━━━ DATA TO USE
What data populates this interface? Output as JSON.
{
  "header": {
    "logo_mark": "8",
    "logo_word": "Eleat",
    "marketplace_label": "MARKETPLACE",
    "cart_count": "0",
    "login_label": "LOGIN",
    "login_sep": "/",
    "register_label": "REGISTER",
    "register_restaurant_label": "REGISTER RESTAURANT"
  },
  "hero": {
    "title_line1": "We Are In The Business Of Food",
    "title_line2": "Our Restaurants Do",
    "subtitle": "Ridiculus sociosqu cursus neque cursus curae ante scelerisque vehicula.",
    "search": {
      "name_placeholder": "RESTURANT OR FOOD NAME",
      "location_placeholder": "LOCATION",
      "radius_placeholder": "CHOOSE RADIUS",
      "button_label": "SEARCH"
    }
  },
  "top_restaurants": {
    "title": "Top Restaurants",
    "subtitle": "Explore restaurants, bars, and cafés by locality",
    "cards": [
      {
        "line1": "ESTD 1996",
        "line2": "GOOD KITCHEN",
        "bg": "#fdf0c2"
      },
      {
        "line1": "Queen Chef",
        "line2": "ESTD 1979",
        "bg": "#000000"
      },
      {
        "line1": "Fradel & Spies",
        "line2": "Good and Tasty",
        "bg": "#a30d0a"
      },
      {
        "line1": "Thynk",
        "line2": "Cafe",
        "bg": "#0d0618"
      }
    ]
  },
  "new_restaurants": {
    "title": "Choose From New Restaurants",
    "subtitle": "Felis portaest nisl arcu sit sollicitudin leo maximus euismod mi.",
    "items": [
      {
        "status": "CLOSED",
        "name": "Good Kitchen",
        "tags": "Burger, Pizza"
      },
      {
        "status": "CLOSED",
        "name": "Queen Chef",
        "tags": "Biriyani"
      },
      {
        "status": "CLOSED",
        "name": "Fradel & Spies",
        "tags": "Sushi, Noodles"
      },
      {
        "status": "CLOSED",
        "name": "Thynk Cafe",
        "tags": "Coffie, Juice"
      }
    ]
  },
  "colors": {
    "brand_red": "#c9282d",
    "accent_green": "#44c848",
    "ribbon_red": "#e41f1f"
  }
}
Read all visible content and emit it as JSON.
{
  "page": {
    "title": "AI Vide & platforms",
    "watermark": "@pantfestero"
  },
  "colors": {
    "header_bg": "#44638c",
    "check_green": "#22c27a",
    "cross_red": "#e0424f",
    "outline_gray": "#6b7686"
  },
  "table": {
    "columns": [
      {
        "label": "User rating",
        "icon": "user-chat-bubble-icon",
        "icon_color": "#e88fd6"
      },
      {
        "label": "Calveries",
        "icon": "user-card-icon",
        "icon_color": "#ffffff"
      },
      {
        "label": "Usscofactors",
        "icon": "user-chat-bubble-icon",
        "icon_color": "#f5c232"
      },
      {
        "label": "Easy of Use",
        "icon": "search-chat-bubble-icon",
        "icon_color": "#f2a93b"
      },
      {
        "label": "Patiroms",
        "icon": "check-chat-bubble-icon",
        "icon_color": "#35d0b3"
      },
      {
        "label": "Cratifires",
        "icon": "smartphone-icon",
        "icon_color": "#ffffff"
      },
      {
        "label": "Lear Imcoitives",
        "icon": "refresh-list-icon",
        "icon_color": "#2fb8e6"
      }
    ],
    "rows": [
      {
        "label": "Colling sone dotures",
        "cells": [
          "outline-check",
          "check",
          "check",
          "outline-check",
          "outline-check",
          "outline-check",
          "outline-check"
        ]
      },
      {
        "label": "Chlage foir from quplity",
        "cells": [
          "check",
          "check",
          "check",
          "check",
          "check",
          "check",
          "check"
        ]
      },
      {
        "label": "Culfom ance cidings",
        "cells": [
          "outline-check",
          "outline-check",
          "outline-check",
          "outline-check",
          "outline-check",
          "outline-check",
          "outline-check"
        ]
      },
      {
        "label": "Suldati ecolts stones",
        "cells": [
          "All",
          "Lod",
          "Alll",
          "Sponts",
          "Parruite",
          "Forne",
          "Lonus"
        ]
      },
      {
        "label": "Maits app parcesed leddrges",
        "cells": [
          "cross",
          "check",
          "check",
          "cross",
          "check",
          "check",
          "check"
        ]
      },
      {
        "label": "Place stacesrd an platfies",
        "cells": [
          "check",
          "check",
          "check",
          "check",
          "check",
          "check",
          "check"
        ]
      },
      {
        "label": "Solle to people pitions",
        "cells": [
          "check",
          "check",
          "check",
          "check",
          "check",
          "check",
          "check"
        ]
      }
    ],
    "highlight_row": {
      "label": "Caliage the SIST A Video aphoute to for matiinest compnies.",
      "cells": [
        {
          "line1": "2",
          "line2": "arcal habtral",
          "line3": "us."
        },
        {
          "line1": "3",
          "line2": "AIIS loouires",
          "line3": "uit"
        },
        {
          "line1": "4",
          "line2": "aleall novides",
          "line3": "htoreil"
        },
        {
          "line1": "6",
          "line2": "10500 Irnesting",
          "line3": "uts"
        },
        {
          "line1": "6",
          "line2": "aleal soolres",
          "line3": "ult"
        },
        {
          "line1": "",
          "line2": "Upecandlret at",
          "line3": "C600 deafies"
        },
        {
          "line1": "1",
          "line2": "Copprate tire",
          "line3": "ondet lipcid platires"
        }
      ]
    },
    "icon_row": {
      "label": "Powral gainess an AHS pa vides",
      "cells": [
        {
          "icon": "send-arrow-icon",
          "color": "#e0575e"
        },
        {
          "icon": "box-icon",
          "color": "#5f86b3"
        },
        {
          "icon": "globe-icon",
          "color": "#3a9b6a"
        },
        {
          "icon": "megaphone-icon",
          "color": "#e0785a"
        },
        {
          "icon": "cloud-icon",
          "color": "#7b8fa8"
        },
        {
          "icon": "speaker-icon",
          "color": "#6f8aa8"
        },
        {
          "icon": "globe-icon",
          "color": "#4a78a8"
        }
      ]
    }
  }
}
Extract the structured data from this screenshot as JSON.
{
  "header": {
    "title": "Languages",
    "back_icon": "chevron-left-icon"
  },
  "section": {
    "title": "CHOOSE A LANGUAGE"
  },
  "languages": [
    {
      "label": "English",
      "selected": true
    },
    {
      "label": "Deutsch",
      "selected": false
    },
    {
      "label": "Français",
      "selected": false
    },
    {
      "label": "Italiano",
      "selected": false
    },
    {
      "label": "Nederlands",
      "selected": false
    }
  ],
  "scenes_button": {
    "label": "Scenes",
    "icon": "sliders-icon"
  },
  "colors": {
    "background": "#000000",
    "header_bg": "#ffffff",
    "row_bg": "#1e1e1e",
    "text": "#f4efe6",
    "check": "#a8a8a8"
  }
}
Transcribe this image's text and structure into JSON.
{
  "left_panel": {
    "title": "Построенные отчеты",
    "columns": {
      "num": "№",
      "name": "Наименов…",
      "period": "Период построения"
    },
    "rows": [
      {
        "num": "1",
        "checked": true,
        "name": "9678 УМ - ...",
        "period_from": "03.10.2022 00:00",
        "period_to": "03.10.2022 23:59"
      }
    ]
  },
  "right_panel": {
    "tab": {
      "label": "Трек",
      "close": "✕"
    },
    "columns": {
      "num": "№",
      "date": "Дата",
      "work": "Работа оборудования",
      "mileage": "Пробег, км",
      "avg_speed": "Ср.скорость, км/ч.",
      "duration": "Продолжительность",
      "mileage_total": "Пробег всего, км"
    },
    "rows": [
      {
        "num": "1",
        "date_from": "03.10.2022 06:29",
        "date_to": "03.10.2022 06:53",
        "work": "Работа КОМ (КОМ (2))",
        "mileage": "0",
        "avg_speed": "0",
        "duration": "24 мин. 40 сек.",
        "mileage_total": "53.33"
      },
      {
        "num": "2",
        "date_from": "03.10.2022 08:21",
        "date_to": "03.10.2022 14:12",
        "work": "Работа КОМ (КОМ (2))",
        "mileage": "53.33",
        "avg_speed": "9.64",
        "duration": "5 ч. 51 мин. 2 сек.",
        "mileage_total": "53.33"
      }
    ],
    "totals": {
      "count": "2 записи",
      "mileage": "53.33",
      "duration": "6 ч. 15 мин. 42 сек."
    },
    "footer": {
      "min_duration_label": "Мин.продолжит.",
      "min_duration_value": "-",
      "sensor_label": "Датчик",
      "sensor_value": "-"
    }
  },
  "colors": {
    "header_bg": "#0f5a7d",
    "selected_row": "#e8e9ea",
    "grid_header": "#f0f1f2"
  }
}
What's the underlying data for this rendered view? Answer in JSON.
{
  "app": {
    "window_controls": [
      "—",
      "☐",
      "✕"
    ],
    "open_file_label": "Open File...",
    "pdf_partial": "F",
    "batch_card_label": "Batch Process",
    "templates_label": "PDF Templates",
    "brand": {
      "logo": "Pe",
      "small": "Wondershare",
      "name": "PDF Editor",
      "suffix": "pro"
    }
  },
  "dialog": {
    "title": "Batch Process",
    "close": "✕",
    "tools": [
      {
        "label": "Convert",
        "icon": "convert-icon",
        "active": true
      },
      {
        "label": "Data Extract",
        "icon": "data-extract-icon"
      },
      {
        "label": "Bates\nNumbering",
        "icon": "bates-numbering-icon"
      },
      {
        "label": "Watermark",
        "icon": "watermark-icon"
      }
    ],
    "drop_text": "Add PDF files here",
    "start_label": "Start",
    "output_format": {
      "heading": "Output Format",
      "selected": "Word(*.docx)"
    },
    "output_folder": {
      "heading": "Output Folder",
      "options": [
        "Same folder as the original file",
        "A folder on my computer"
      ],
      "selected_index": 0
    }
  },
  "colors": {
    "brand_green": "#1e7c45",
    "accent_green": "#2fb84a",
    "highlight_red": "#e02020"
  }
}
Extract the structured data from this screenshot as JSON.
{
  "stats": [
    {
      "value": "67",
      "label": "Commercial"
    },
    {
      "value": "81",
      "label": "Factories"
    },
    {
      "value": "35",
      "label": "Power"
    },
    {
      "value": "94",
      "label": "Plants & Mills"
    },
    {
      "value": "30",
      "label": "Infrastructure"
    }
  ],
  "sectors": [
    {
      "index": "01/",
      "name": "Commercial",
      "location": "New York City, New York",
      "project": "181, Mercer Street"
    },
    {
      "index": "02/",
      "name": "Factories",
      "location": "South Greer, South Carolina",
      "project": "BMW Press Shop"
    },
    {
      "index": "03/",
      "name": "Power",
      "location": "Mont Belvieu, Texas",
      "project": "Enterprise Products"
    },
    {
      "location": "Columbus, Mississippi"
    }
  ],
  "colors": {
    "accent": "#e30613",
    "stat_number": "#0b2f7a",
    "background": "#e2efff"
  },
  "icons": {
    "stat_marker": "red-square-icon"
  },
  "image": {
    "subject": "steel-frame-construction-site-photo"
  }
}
━━━━━━
SHORT TASK ▸ Return every line of the preceding records in which the word "JSON" appears.

RESULT OF THIS TASK ▸
What data populates this interface? Output as JSON.
Read all visible content and emit it as JSON.
Extract the structured data from this screenshot as JSON.
Transcribe this image's text and structure into JSON.
What's the underlying data for this rendered view? Answer in JSON.
Extract the structured data from this screenshot as JSON.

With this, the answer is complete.